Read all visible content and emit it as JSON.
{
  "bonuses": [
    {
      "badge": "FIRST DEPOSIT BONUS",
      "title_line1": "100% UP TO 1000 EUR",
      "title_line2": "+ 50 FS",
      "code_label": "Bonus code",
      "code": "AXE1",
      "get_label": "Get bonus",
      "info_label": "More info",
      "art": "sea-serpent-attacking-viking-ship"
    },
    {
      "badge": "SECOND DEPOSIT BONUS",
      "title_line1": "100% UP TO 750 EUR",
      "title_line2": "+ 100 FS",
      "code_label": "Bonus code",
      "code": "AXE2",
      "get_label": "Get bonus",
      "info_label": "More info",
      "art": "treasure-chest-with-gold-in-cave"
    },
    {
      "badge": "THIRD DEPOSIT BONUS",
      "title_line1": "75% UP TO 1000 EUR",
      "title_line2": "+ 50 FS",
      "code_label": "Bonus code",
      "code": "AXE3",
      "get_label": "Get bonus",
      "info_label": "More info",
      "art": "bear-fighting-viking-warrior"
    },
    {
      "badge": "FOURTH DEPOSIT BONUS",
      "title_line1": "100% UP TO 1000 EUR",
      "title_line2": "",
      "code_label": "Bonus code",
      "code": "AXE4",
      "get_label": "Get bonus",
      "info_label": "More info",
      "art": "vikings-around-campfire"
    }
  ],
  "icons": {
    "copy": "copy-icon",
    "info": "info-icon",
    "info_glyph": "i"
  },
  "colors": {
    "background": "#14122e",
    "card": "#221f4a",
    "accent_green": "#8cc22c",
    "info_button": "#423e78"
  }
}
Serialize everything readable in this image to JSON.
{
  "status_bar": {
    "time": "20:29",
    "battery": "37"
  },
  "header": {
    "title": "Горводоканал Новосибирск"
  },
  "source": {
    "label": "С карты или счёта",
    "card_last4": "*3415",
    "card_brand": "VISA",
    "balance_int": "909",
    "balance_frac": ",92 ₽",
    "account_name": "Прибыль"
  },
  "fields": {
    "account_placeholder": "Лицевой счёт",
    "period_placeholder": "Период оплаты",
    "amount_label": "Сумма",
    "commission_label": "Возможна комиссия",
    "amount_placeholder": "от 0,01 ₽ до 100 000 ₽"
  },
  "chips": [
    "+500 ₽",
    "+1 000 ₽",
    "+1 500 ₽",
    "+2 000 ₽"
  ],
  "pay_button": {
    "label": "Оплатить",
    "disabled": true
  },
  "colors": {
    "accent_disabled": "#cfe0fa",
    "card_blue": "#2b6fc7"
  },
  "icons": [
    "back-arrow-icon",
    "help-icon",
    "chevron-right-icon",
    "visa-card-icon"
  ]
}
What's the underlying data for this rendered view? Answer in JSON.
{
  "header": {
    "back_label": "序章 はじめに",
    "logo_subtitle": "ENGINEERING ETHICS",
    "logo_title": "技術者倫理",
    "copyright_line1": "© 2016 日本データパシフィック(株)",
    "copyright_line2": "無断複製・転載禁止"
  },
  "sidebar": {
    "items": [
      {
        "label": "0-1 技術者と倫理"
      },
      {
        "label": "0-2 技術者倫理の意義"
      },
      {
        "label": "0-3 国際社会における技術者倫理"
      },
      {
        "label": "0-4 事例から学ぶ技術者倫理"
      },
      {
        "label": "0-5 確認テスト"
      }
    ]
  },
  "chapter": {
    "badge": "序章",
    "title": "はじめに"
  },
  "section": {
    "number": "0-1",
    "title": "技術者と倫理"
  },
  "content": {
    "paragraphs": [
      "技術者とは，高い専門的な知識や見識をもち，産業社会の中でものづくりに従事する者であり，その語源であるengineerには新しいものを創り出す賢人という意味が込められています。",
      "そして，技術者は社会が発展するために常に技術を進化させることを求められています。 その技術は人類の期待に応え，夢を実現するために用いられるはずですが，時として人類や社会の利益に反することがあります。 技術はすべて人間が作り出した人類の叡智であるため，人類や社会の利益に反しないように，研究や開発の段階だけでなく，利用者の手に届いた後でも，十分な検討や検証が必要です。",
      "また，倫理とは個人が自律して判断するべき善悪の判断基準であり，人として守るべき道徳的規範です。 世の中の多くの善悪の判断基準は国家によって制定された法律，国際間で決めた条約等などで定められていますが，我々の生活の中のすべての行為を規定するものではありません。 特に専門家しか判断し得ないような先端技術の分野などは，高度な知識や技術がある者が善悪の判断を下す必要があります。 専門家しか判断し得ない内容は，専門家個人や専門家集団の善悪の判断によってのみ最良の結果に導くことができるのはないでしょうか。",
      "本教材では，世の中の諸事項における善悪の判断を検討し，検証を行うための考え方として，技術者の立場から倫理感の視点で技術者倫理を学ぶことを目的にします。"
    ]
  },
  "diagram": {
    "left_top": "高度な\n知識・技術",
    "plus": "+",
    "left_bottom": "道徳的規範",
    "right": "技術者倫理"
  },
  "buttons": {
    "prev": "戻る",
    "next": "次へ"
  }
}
* * * * *
▶ _What you are asked to do_
Write out the entries above word for word.

▶ _Result below_
Read all visible content and emit it as JSON.
{
  "bonuses": [
    {
      "badge": "FIRST DEPOSIT BONUS",
      "title_line1": "100% UP TO 1000 EUR",
      "title_line2": "+ 50 FS",
      "code_label": "Bonus code",
      "code": "AXE1",
      "get_label": "Get bonus",
      "info_label": "More info",
      "art": "sea-serpent-attacking-viking-ship"
    },
    {
      "badge": "SECOND DEPOSIT BONUS",
      "title_line1": "100% UP TO 750 EUR",
      "title_line2": "+ 100 FS",
      "code_label": "Bonus code",
      "code": "AXE2",
      "get_label": "Get bonus",
      "info_label": "More info",
      "art": "treasure-chest-with-gold-in-cave"
    },
    {
      "badge": "THIRD DEPOSIT BONUS",
      "title_line1": "75% UP TO 1000 EUR",
      "title_line2": "+ 50 FS",
      "code_label": "Bonus code",
      "code": "AXE3",
      "get_label": "Get bonus",
      "info_label": "More info",
      "art": "bear-fighting-viking-warrior"
    },
    {
      "badge": "FOURTH DEPOSIT BONUS",
      "title_line1": "100% UP TO 1000 EUR",
      "title_line2": "",
      "code_label": "Bonus code",
      "code": "AXE4",
      "get_label": "Get bonus",
      "info_label": "More info",
      "art": "vikings-around-campfire"
    }
  ],
  "icons": {
    "copy": "copy-icon",
    "info": "info-icon",
    "info_glyph": "i"
  },
  "colors": {
    "background": "#14122e",
    "card": "#221f4a",
    "accent_green": "#8cc22c",
    "info_button": "#423e78"
  }
}
Serialize everything readable in this image to JSON.
{
  "status_bar": {
    "time": "20:29",
    "battery": "37"
  },
  "header": {
    "title": "Горводоканал Новосибирск"
  },
  "source": {
    "label": "С карты или счёта",
    "card_last4": "*3415",
    "card_brand": "VISA",
    "balance_int": "909",
    "balance_frac": ",92 ₽",
    "account_name": "Прибыль"
  },
  "fields": {
    "account_placeholder": "Лицевой счёт",
    "period_placeholder": "Период оплаты",
    "amount_label": "Сумма",
    "commission_label": "Возможна комиссия",
    "amount_placeholder": "от 0,01 ₽ до 100 000 ₽"
  },
  "chips": [
    "+500 ₽",
    "+1 000 ₽",
    "+1 500 ₽",
    "+2 000 ₽"
  ],
  "pay_button": {
    "label": "Оплатить",
    "disabled": true
  },
  "colors": {
    "accent_disabled": "#cfe0fa",
    "card_blue": "#2b6fc7"
  },
  "icons": [
    "back-arrow-icon",
    "help-icon",
    "chevron-right-icon",
    "visa-card-icon"
  ]
}
What's the underlying data for this rendered view? Answer in JSON.
{
  "header": {
    "back_label": "序章 はじめに",
    "logo_subtitle": "ENGINEERING ETHICS",
    "logo_title": "技術者倫理",
    "copyright_line1": "© 2016 日本データパシフィック(株)",
    "copyright_line2": "無断複製・転載禁止"
  },
  "sidebar": {
    "items": [
      {
        "label": "0-1 技術者と倫理"
      },
      {
        "label": "0-2 技術者倫理の意義"
      },
      {
        "label": "0-3 国際社会における技術者倫理"
      },
      {
        "label": "0-4 事例から学ぶ技術者倫理"
      },
      {
        "label": "0-5 確認テスト"
      }
    ]
  },
  "chapter": {
    "badge": "序章",
    "title": "はじめに"
  },
  "section": {
    "number": "0-1",
    "title": "技術者と倫理"
  },
  "content": {
    "paragraphs": [
      "技術者とは，高い専門的な知識や見識をもち，産業社会の中でものづくりに従事する者であり，その語源であるengineerには新しいものを創り出す賢人という意味が込められています。",
      "そして，技術者は社会が発展するために常に技術を進化させることを求められています。 その技術は人類の期待に応え，夢を実現するために用いられるはずですが，時として人類や社会の利益に反することがあります。 技術はすべて人間が作り出した人類の叡智であるため，人類や社会の利益に反しないように，研究や開発の段階だけでなく，利用者の手に届いた後でも，十分な検討や検証が必要です。",
      "また，倫理とは個人が自律して判断するべき善悪の判断基準であり，人として守るべき道徳的規範です。 世の中の多くの善悪の判断基準は国家によって制定された法律，国際間で決めた条約等などで定められていますが，我々の生活の中のすべての行為を規定するものではありません。 特に専門家しか判断し得ないような先端技術の分野などは，高度な知識や技術がある者が善悪の判断を下す必要があります。 専門家しか判断し得ない内容は，専門家個人や専門家集団の善悪の判断によってのみ最良の結果に導くことができるのはないでしょうか。",
      "本教材では，世の中の諸事項における善悪の判断を検討し，検証を行うための考え方として，技術者の立場から倫理感の視点で技術者倫理を学ぶことを目的にします。"
    ]
  },
  "diagram": {
    "left_top": "高度な\n知識・技術",
    "plus": "+",
    "left_bottom": "道徳的規範",
    "right": "技術者倫理"
  },
  "buttons": {
    "prev": "戻る",
    "next": "次へ"
  }
}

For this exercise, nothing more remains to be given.